▶ _Task objective_
Your task is to gather the lines below that hold the string "CREB".

▶ _Material for this task_
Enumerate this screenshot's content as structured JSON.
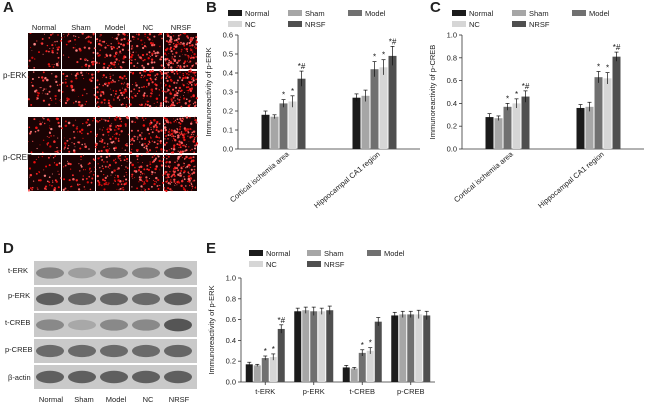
{
  "panels": {
    "A": "A",
    "B": "B",
    "C": "C",
    "D": "D",
    "E": "E"
  },
  "colors": {
    "Normal": "#1b1b1b",
    "Sham": "#a6a6a6",
    "Model": "#707070",
    "NC": "#d6d6d6",
    "NRSF": "#4f4f4f"
  },
  "micrographs": {
    "columns": [
      "Normal",
      "Sham",
      "Model",
      "NC",
      "NRSF"
    ],
    "rows": [
      "p-ERK",
      "p-CREB"
    ],
    "stain_density": [
      0.2,
      0.2,
      0.45,
      0.45,
      0.85
    ]
  },
  "western_blot": {
    "lanes": [
      "Normal",
      "Sham",
      "Model",
      "NC",
      "NRSF"
    ],
    "bands": [
      "t-ERK",
      "p-ERK",
      "t-CREB",
      "p-CREB",
      "β-actin"
    ]
  },
  "chart_data": [
    {
      "panel": "B",
      "type": "bar",
      "ylabel": "Immunoreactivity of p-ERK",
      "ylim": [
        0,
        0.6
      ],
      "yticks": [
        "0.0",
        "0.1",
        "0.2",
        "0.3",
        "0.4",
        "0.5",
        "0.6"
      ],
      "categories": [
        "Cortical ischemia area",
        "Hippocampal CA1 region"
      ],
      "legend": [
        "Normal",
        "Sham",
        "Model",
        "NC",
        "NRSF"
      ],
      "legend_placement": "top",
      "series": [
        {
          "name": "Normal",
          "values": [
            0.18,
            0.27
          ],
          "errors": [
            0.02,
            0.02
          ]
        },
        {
          "name": "Sham",
          "values": [
            0.17,
            0.28
          ],
          "errors": [
            0.01,
            0.03
          ]
        },
        {
          "name": "Model",
          "values": [
            0.24,
            0.42
          ],
          "errors": [
            0.02,
            0.04
          ]
        },
        {
          "name": "NC",
          "values": [
            0.25,
            0.43
          ],
          "errors": [
            0.03,
            0.04
          ]
        },
        {
          "name": "NRSF",
          "values": [
            0.37,
            0.49
          ],
          "errors": [
            0.04,
            0.05
          ]
        }
      ],
      "annotations": [
        [
          "",
          "",
          "*",
          "*",
          "*#"
        ],
        [
          "",
          "",
          "*",
          "*",
          "*#"
        ]
      ]
    },
    {
      "panel": "C",
      "type": "bar",
      "ylabel": "Immunoreactivity of p-CREB",
      "ylim": [
        0,
        1.0
      ],
      "yticks": [
        "0.0",
        "0.2",
        "0.4",
        "0.6",
        "0.8",
        "1.0"
      ],
      "categories": [
        "Cortical ischemia area",
        "Hippocampal CA1 region"
      ],
      "legend": [
        "Normal",
        "Sham",
        "Model",
        "NC",
        "NRSF"
      ],
      "legend_placement": "top",
      "series": [
        {
          "name": "Normal",
          "values": [
            0.28,
            0.36
          ],
          "errors": [
            0.03,
            0.03
          ]
        },
        {
          "name": "Sham",
          "values": [
            0.27,
            0.37
          ],
          "errors": [
            0.02,
            0.04
          ]
        },
        {
          "name": "Model",
          "values": [
            0.37,
            0.63
          ],
          "errors": [
            0.03,
            0.05
          ]
        },
        {
          "name": "NC",
          "values": [
            0.4,
            0.62
          ],
          "errors": [
            0.04,
            0.05
          ]
        },
        {
          "name": "NRSF",
          "values": [
            0.46,
            0.81
          ],
          "errors": [
            0.05,
            0.04
          ]
        }
      ],
      "annotations": [
        [
          "",
          "",
          "*",
          "*",
          "*#"
        ],
        [
          "",
          "",
          "*",
          "*",
          "*#"
        ]
      ]
    },
    {
      "panel": "E",
      "type": "bar",
      "ylabel": "Immunoreactivity of p-ERK",
      "ylim": [
        0,
        1.0
      ],
      "yticks": [
        "0.0",
        "0.2",
        "0.4",
        "0.6",
        "0.8",
        "1.0"
      ],
      "categories": [
        "t-ERK",
        "p-ERK",
        "t-CREB",
        "p-CREB"
      ],
      "legend": [
        "Normal",
        "Sham",
        "Model",
        "NC",
        "NRSF"
      ],
      "legend_placement": "top",
      "series": [
        {
          "name": "Normal",
          "values": [
            0.17,
            0.68,
            0.14,
            0.64
          ],
          "errors": [
            0.02,
            0.03,
            0.02,
            0.03
          ]
        },
        {
          "name": "Sham",
          "values": [
            0.16,
            0.69,
            0.13,
            0.65
          ],
          "errors": [
            0.01,
            0.03,
            0.01,
            0.03
          ]
        },
        {
          "name": "Model",
          "values": [
            0.23,
            0.68,
            0.28,
            0.65
          ],
          "errors": [
            0.02,
            0.04,
            0.03,
            0.03
          ]
        },
        {
          "name": "NC",
          "values": [
            0.24,
            0.68,
            0.3,
            0.65
          ],
          "errors": [
            0.03,
            0.03,
            0.03,
            0.04
          ]
        },
        {
          "name": "NRSF",
          "values": [
            0.51,
            0.69,
            0.58,
            0.64
          ],
          "errors": [
            0.04,
            0.04,
            0.04,
            0.04
          ]
        }
      ],
      "annotations": [
        [
          "",
          "",
          "*",
          "*",
          "*#"
        ],
        [
          "",
          "",
          "",
          "",
          ""
        ],
        [
          "",
          "",
          "*",
          "*",
          ""
        ],
        [
          "",
          "",
          "",
          "",
          ""
        ]
      ]
    }
  ]
}
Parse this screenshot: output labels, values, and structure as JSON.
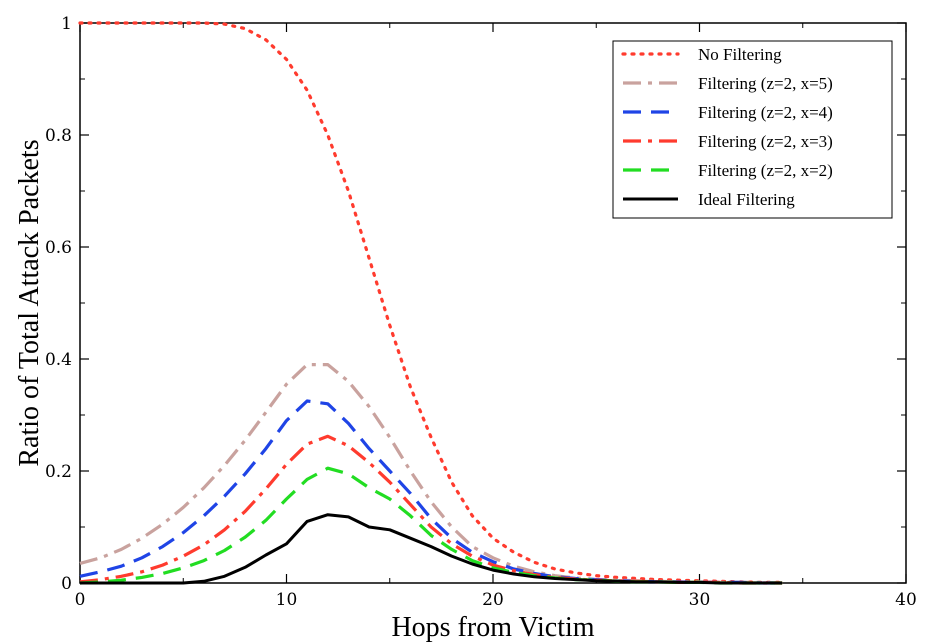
{
  "chart_data": {
    "type": "line",
    "title": "",
    "xlabel": "Hops from Victim",
    "ylabel": "Ratio of Total Attack Packets",
    "xlim": [
      0,
      40
    ],
    "ylim": [
      0,
      1
    ],
    "xticks": [
      0,
      10,
      20,
      30,
      40
    ],
    "yticks": [
      0,
      0.2,
      0.4,
      0.6,
      0.8,
      1
    ],
    "xtick_labels": [
      "0",
      "10",
      "20",
      "30",
      "40"
    ],
    "ytick_labels": [
      "0",
      "0.2",
      "0.4",
      "0.6",
      "0.8",
      "1"
    ],
    "grid": false,
    "legend_position": "top-right",
    "x": [
      0,
      1,
      2,
      3,
      4,
      5,
      6,
      7,
      8,
      9,
      10,
      11,
      12,
      13,
      14,
      15,
      16,
      17,
      18,
      19,
      20,
      21,
      22,
      23,
      24,
      25,
      26,
      27,
      28,
      29,
      30,
      31,
      32,
      33,
      34
    ],
    "series": [
      {
        "name": "No Filtering",
        "color": "#ff3b2e",
        "style": "dotted",
        "values": [
          1,
          1,
          1,
          1,
          1,
          1,
          1,
          0.998,
          0.99,
          0.97,
          0.935,
          0.88,
          0.8,
          0.7,
          0.58,
          0.46,
          0.35,
          0.26,
          0.18,
          0.12,
          0.08,
          0.055,
          0.037,
          0.025,
          0.018,
          0.013,
          0.01,
          0.008,
          0.006,
          0.005,
          0.004,
          0.003,
          0.002,
          0.001,
          0.001
        ]
      },
      {
        "name": "Filtering (z=2, x=5)",
        "color": "#c9a29e",
        "style": "dashdot",
        "values": [
          0.035,
          0.045,
          0.06,
          0.08,
          0.105,
          0.135,
          0.17,
          0.21,
          0.255,
          0.305,
          0.355,
          0.39,
          0.39,
          0.36,
          0.315,
          0.26,
          0.2,
          0.145,
          0.1,
          0.065,
          0.045,
          0.03,
          0.02,
          0.013,
          0.009,
          0.006,
          0.005,
          0.004,
          0.003,
          0.002,
          0.002,
          0.001,
          0.001,
          0.001,
          0
        ]
      },
      {
        "name": "Filtering (z=2, x=4)",
        "color": "#1f44e6",
        "style": "dashed",
        "values": [
          0.012,
          0.02,
          0.03,
          0.045,
          0.065,
          0.09,
          0.12,
          0.155,
          0.195,
          0.24,
          0.29,
          0.325,
          0.32,
          0.285,
          0.24,
          0.2,
          0.16,
          0.115,
          0.08,
          0.055,
          0.038,
          0.025,
          0.017,
          0.011,
          0.008,
          0.006,
          0.004,
          0.003,
          0.002,
          0.002,
          0.001,
          0.001,
          0.001,
          0,
          0
        ]
      },
      {
        "name": "Filtering (z=2, x=3)",
        "color": "#ff3b2e",
        "style": "dashdot",
        "values": [
          0.002,
          0.006,
          0.012,
          0.02,
          0.032,
          0.048,
          0.068,
          0.095,
          0.128,
          0.168,
          0.212,
          0.248,
          0.262,
          0.245,
          0.215,
          0.18,
          0.14,
          0.1,
          0.07,
          0.048,
          0.032,
          0.022,
          0.015,
          0.01,
          0.007,
          0.005,
          0.004,
          0.003,
          0.002,
          0.001,
          0.001,
          0.001,
          0,
          0,
          0
        ]
      },
      {
        "name": "Filtering (z=2, x=2)",
        "color": "#22dd22",
        "style": "dashed",
        "values": [
          0,
          0.002,
          0.005,
          0.01,
          0.017,
          0.027,
          0.04,
          0.058,
          0.082,
          0.112,
          0.15,
          0.185,
          0.205,
          0.195,
          0.17,
          0.15,
          0.12,
          0.085,
          0.06,
          0.04,
          0.027,
          0.019,
          0.013,
          0.009,
          0.006,
          0.005,
          0.003,
          0.002,
          0.002,
          0.001,
          0.001,
          0,
          0,
          0,
          0
        ]
      },
      {
        "name": "Ideal Filtering",
        "color": "#000000",
        "style": "solid",
        "values": [
          0,
          0,
          0,
          0,
          0,
          0,
          0.003,
          0.012,
          0.028,
          0.05,
          0.07,
          0.11,
          0.122,
          0.118,
          0.1,
          0.095,
          0.08,
          0.065,
          0.048,
          0.034,
          0.023,
          0.016,
          0.011,
          0.008,
          0.006,
          0.004,
          0.003,
          0.002,
          0.002,
          0.001,
          0.001,
          0,
          0,
          0,
          0
        ]
      }
    ]
  }
}
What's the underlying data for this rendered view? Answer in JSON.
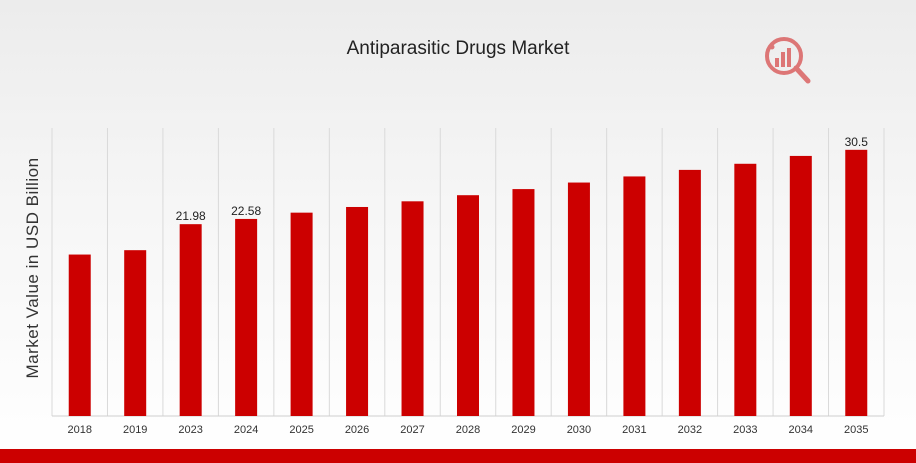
{
  "chart_data": {
    "type": "bar",
    "title": "Antiparasitic Drugs Market",
    "xlabel": "",
    "ylabel": "Market Value in USD Billion",
    "categories": [
      "2018",
      "2019",
      "2023",
      "2024",
      "2025",
      "2026",
      "2027",
      "2028",
      "2029",
      "2030",
      "2031",
      "2032",
      "2033",
      "2034",
      "2035"
    ],
    "values": [
      18.5,
      19.0,
      21.98,
      22.58,
      23.3,
      23.95,
      24.6,
      25.3,
      26.0,
      26.75,
      27.45,
      28.2,
      28.9,
      29.8,
      30.5
    ],
    "data_labels": [
      {
        "index": 2,
        "text": "21.98"
      },
      {
        "index": 3,
        "text": "22.58"
      },
      {
        "index": 14,
        "text": "30.5"
      }
    ],
    "ylim": [
      0,
      33
    ],
    "grid": "vertical",
    "legend": "none",
    "colors": {
      "bar": "#cc0000",
      "stripe": "#cc0000",
      "grid": "#d9d9d9",
      "logo": "#cc0000"
    }
  },
  "logo": {
    "icon": "magnifier-chart-logo-icon"
  }
}
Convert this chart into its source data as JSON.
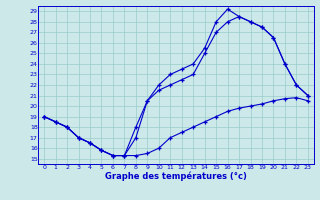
{
  "xlabel": "Graphe des températures (°c)",
  "xlim": [
    -0.5,
    23.5
  ],
  "ylim": [
    14.5,
    29.5
  ],
  "yticks": [
    15,
    16,
    17,
    18,
    19,
    20,
    21,
    22,
    23,
    24,
    25,
    26,
    27,
    28,
    29
  ],
  "xticks": [
    0,
    1,
    2,
    3,
    4,
    5,
    6,
    7,
    8,
    9,
    10,
    11,
    12,
    13,
    14,
    15,
    16,
    17,
    18,
    19,
    20,
    21,
    22,
    23
  ],
  "bg_color": "#cce8e8",
  "grid_color": "#99cccc",
  "line_color": "#0000cc",
  "line1_x": [
    0,
    1,
    2,
    3,
    4,
    5,
    6,
    7,
    8,
    9,
    10,
    11,
    12,
    13,
    14,
    15,
    16,
    17,
    18,
    19,
    20,
    21,
    22,
    23
  ],
  "line1_y": [
    19.0,
    18.5,
    18.0,
    17.0,
    16.5,
    15.8,
    15.3,
    15.3,
    15.3,
    15.5,
    16.0,
    17.0,
    17.5,
    18.0,
    18.5,
    19.0,
    19.5,
    19.8,
    20.0,
    20.2,
    20.5,
    20.7,
    20.8,
    20.5
  ],
  "line2_x": [
    0,
    1,
    2,
    3,
    4,
    5,
    6,
    7,
    8,
    9,
    10,
    11,
    12,
    13,
    14,
    15,
    16,
    17,
    18,
    19,
    20,
    21,
    22,
    23
  ],
  "line2_y": [
    19.0,
    18.5,
    18.0,
    17.0,
    16.5,
    15.8,
    15.3,
    15.3,
    17.0,
    20.5,
    21.5,
    22.0,
    22.5,
    23.0,
    25.0,
    27.0,
    28.0,
    28.5,
    28.0,
    27.5,
    26.5,
    24.0,
    22.0,
    21.0
  ],
  "line3_x": [
    0,
    1,
    2,
    3,
    4,
    5,
    6,
    7,
    8,
    9,
    10,
    11,
    12,
    13,
    14,
    15,
    16,
    17,
    18,
    19,
    20,
    21,
    22,
    23
  ],
  "line3_y": [
    19.0,
    18.5,
    18.0,
    17.0,
    16.5,
    15.8,
    15.3,
    15.3,
    18.0,
    20.5,
    22.0,
    23.0,
    23.5,
    24.0,
    25.5,
    28.0,
    29.2,
    28.5,
    28.0,
    27.5,
    26.5,
    24.0,
    22.0,
    21.0
  ]
}
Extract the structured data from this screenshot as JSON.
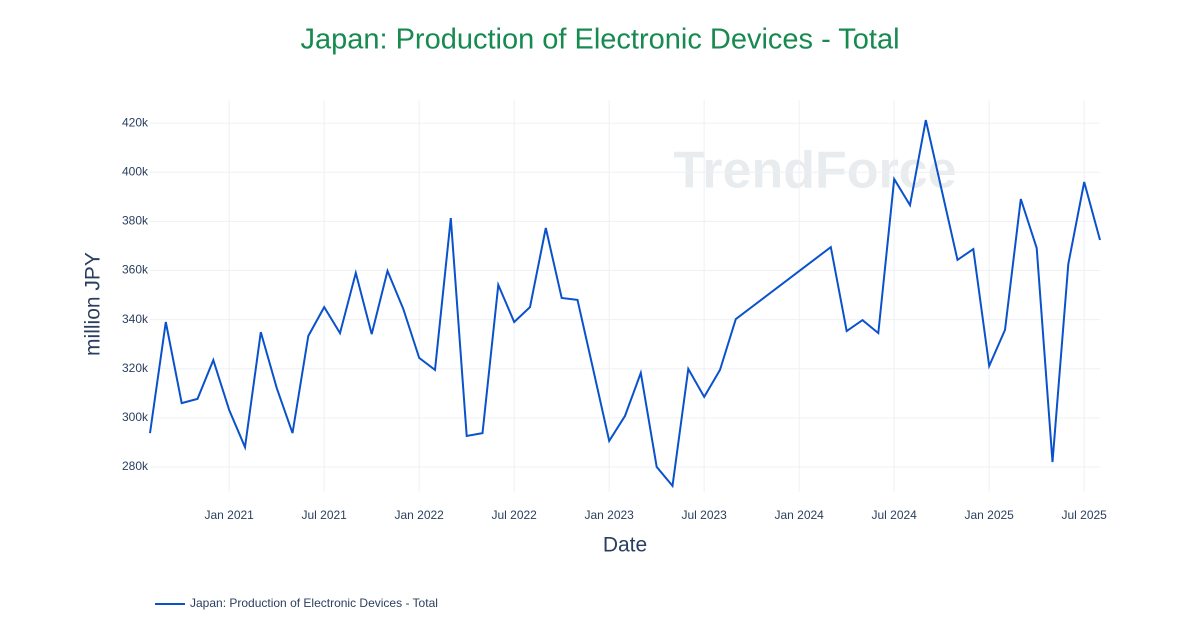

▶ _Exercise output_
      "p-CREB"
      "t-CREB",
      "p-CREB",
      "ylabel": "Immunoreactivity of p-CREB",
        "t-CREB",
        "p-CREB"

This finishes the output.